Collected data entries
**********

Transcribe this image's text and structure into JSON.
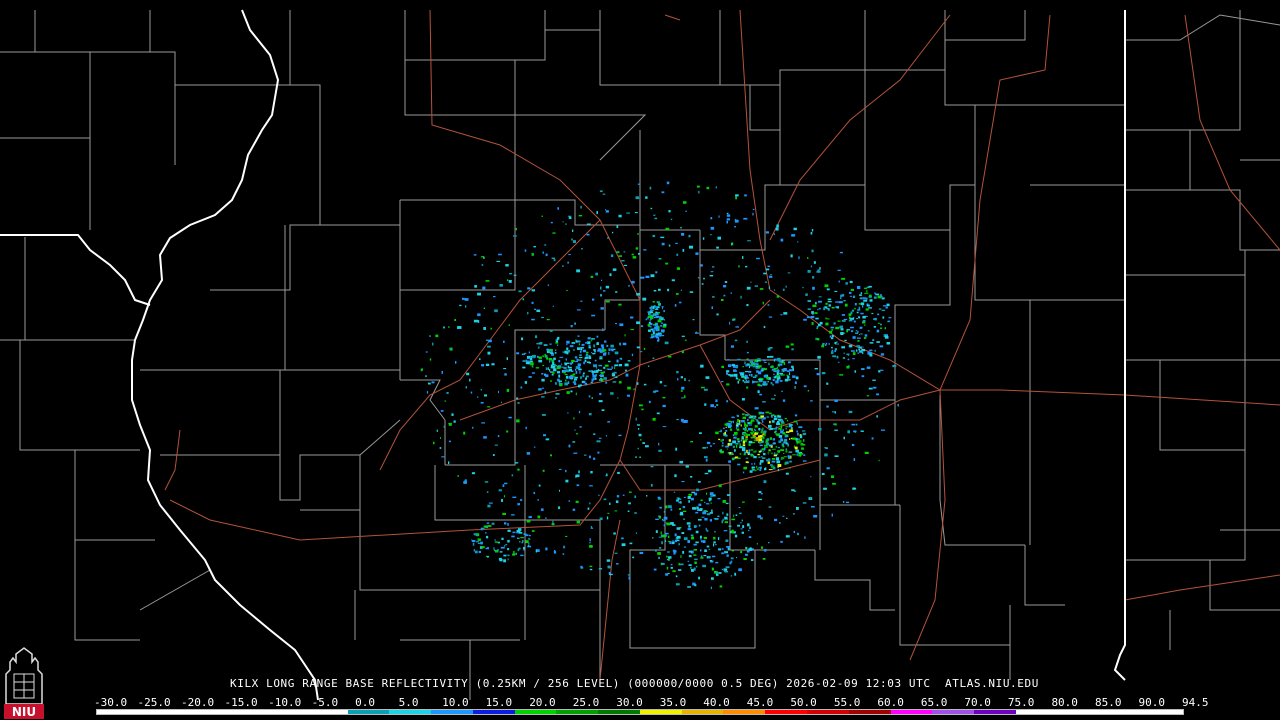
{
  "caption": "KILX LONG RANGE BASE REFLECTIVITY (0.25KM / 256 LEVEL) (000000/0000 0.5 DEG) 2026-02-09 12:03 UTC  ATLAS.NIU.EDU",
  "logo_text": "NIU",
  "scale": {
    "labels": [
      "-30.0",
      "-25.0",
      "-20.0",
      "-15.0",
      "-10.0",
      "-5.0",
      "0.0",
      "5.0",
      "10.0",
      "15.0",
      "20.0",
      "25.0",
      "30.0",
      "35.0",
      "40.0",
      "45.0",
      "50.0",
      "55.0",
      "60.0",
      "65.0",
      "70.0",
      "75.0",
      "80.0",
      "85.0",
      "90.0",
      "94.5"
    ],
    "colors": [
      "#ffffff",
      "#ffffff",
      "#ffffff",
      "#ffffff",
      "#ffffff",
      "#ffffff",
      "#0c9eb4",
      "#1ed2e6",
      "#1e96ff",
      "#0a1edc",
      "#00d200",
      "#00a000",
      "#007800",
      "#f0f000",
      "#e6b400",
      "#ff8c00",
      "#ff0000",
      "#d20000",
      "#a00000",
      "#ff00ff",
      "#a050e6",
      "#7000c0",
      "#ffffff",
      "#ffffff",
      "#ffffff",
      "#ffffff"
    ]
  },
  "colors": {
    "background": "#000000",
    "county_lines": "#9a9a9a",
    "state_lines": "#ffffff",
    "highways": "#b4533a"
  }
}
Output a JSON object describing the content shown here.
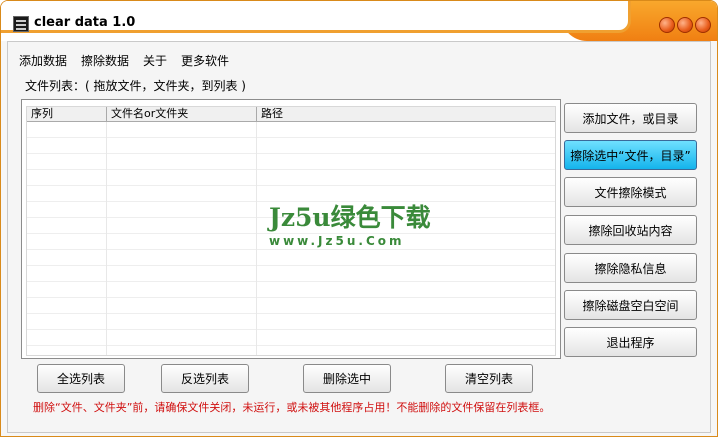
{
  "window": {
    "title": "clear data 1.0"
  },
  "menu": [
    "添加数据",
    "擦除数据",
    "关于",
    "更多软件"
  ],
  "hint": "文件列表：( 拖放文件，文件夹，到列表 )",
  "list": {
    "columns": [
      "序列",
      "文件名or文件夹",
      "路径"
    ]
  },
  "watermark": {
    "line1": "Jz5u绿色下载",
    "line2": "www.Jz5u.Com"
  },
  "side_buttons": [
    "添加文件，或目录",
    "擦除选中“文件，目录”",
    "文件擦除模式",
    "擦除回收站内容",
    "擦除隐私信息",
    "擦除磁盘空白空间",
    "退出程序"
  ],
  "bottom_buttons": [
    "全选列表",
    "反选列表",
    "删除选中",
    "清空列表"
  ],
  "warning": "删除“文件、文件夹”前，请确保文件关闭，未运行，或未被其他程序占用！不能删除的文件保留在列表框。",
  "colors": {
    "accent": "#f08a1a",
    "active_button": "#14b4ec",
    "warning": "#d01010",
    "watermark": "#3a8a3a"
  }
}
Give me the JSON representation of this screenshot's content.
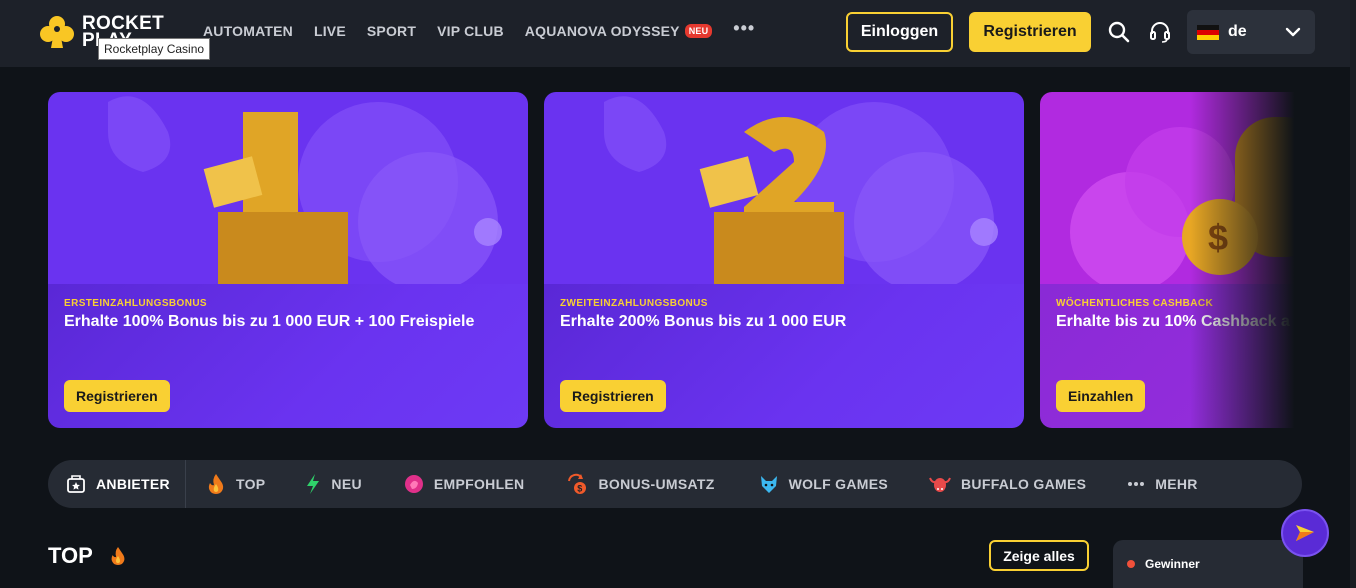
{
  "header": {
    "logo_line1": "ROCKET",
    "logo_line2": "PLAY",
    "tooltip": "Rocketplay Casino",
    "nav": [
      {
        "label": "AUTOMATEN"
      },
      {
        "label": "LIVE"
      },
      {
        "label": "SPORT"
      },
      {
        "label": "VIP CLUB"
      },
      {
        "label": "AQUANOVA ODYSSEY",
        "badge": "NEU"
      }
    ],
    "more": "•••",
    "login": "Einloggen",
    "register": "Registrieren",
    "language": "de"
  },
  "promos": [
    {
      "kicker": "ERSTEINZAHLUNGSBONUS",
      "title": "Erhalte 100% Bonus bis zu 1 000 EUR + 100 Freispiele",
      "button": "Registrieren"
    },
    {
      "kicker": "ZWEITEINZAHLUNGSBONUS",
      "title": "Erhalte 200% Bonus bis zu 1 000 EUR",
      "button": "Registrieren"
    },
    {
      "kicker": "WÖCHENTLICHES CASHBACK",
      "title": "Erhalte bis zu 10% Cashback a",
      "button": "Einzahlen"
    }
  ],
  "categories": [
    {
      "label": "ANBIETER",
      "icon": "star-box-icon"
    },
    {
      "label": "TOP",
      "icon": "fire-icon"
    },
    {
      "label": "NEU",
      "icon": "lightning-icon"
    },
    {
      "label": "EMPFOHLEN",
      "icon": "recommended-icon"
    },
    {
      "label": "BONUS-UMSATZ",
      "icon": "bonus-wager-icon"
    },
    {
      "label": "WOLF GAMES",
      "icon": "wolf-icon"
    },
    {
      "label": "BUFFALO GAMES",
      "icon": "buffalo-icon"
    },
    {
      "label": "MEHR",
      "icon": "more-dots-icon"
    }
  ],
  "section": {
    "title": "TOP",
    "show_all": "Zeige alles"
  },
  "winners": {
    "label": "Gewinner"
  },
  "colors": {
    "accent": "#f9d033",
    "header_bg": "#1d2129",
    "page_bg": "#0f1318"
  }
}
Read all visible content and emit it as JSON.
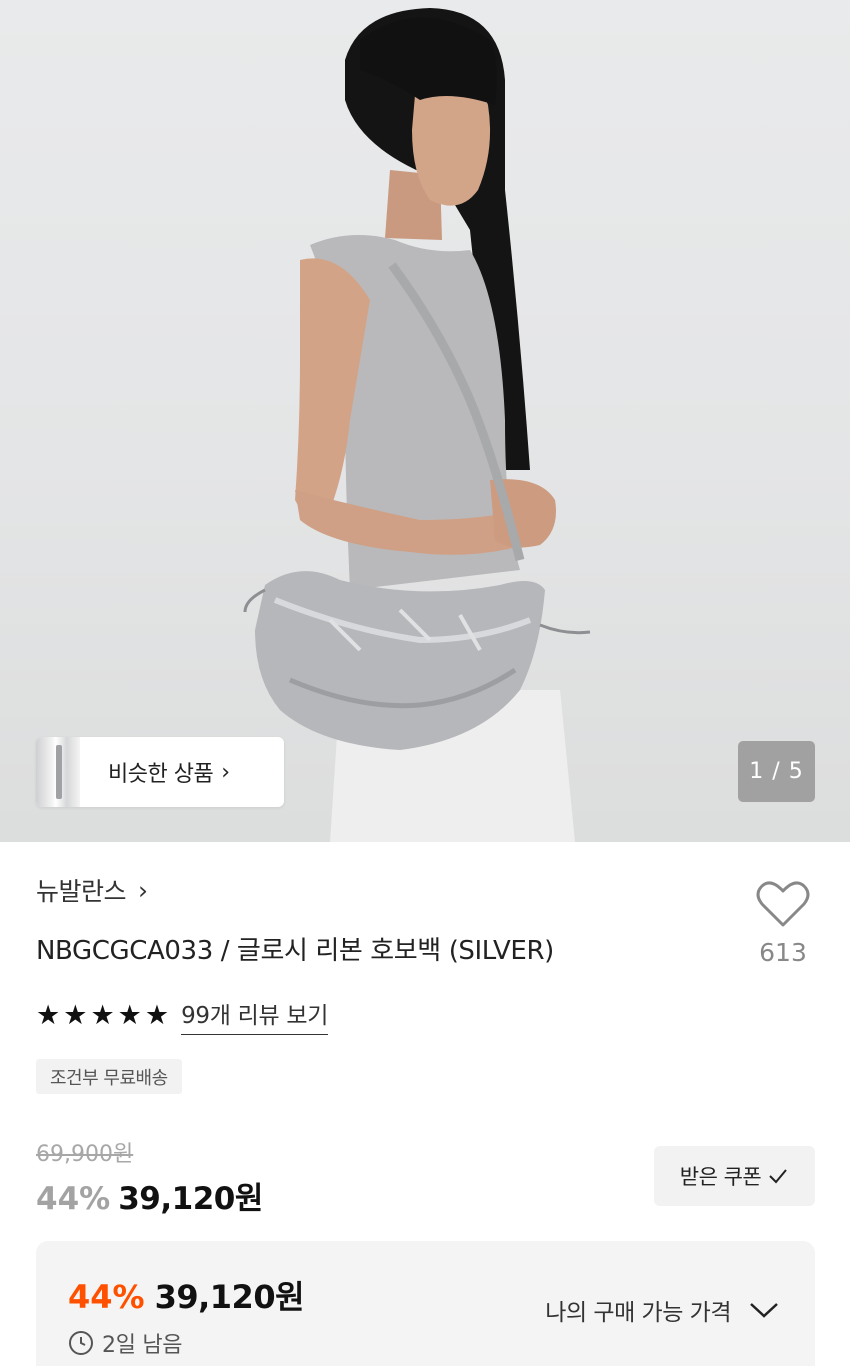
{
  "gallery": {
    "similar_label": "비슷한 상품",
    "counter": "1 / 5"
  },
  "product": {
    "brand": "뉴발란스",
    "title": "NBGCGCA033 / 글로시 리본 호보백 (SILVER)",
    "like_count": "613",
    "rating": 5,
    "review_link": "99개 리뷰 보기",
    "shipping_badge": "조건부 무료배송"
  },
  "price": {
    "original": "69,900원",
    "discount": "44%",
    "sale": "39,120원",
    "coupon_label": "받은 쿠폰"
  },
  "my_price": {
    "discount": "44%",
    "amount": "39,120원",
    "label": "나의 구매 가능 가격",
    "remaining": "2일 남음"
  },
  "colors": {
    "accent": "#ff5000",
    "badge_bg": "#f2f2f2"
  },
  "icons": {
    "star": "★",
    "chevron_right": "›",
    "heart": "heart-icon",
    "clock": "clock-icon",
    "chevron_down": "chevron-down-icon",
    "check": "check-icon"
  }
}
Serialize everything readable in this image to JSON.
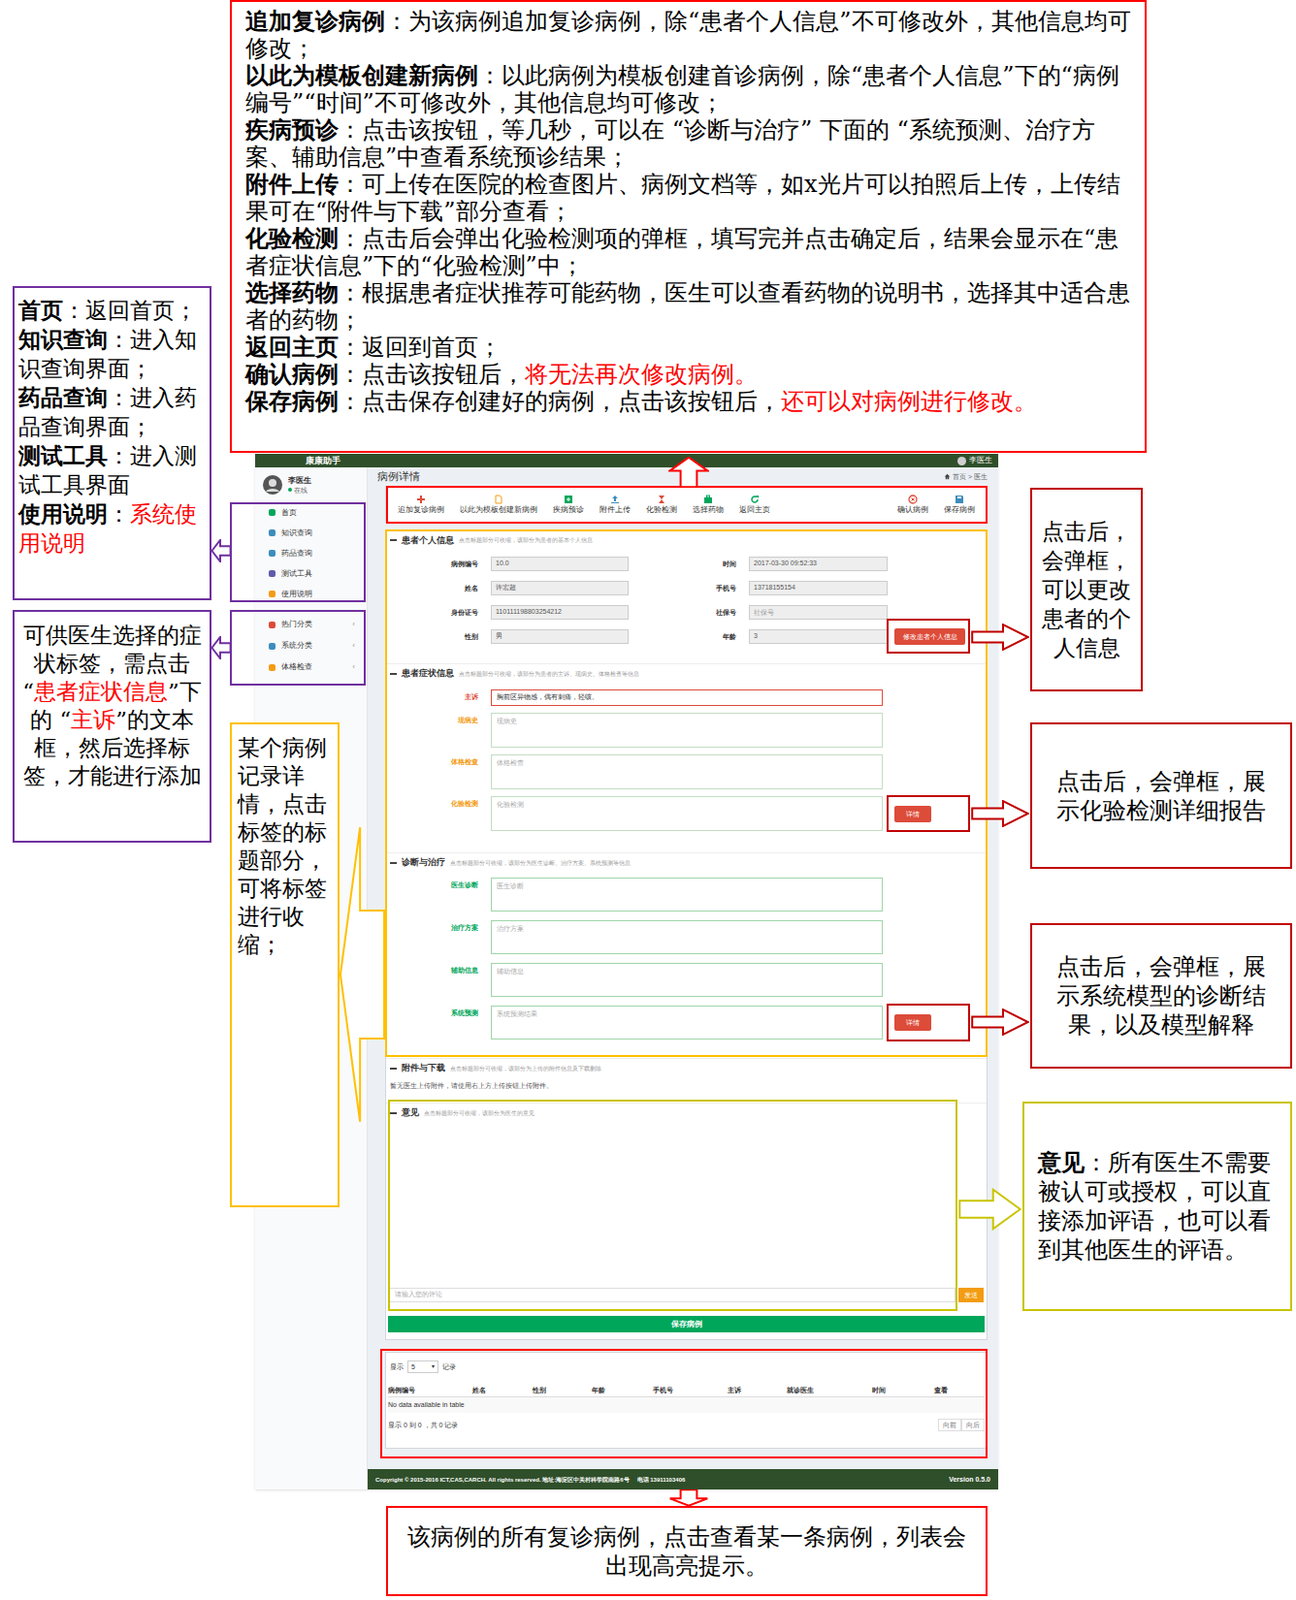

**********

Search the lines above for the string "JSON", then show every one that has it.

Transcribe this image's text and structure into JSON.
Output a JSON object describing the content shown here.
Give me the JSON representation of this screenshot's content.
Read all visible content and emit it as JSON.
Serialize everything readable in this image to JSON.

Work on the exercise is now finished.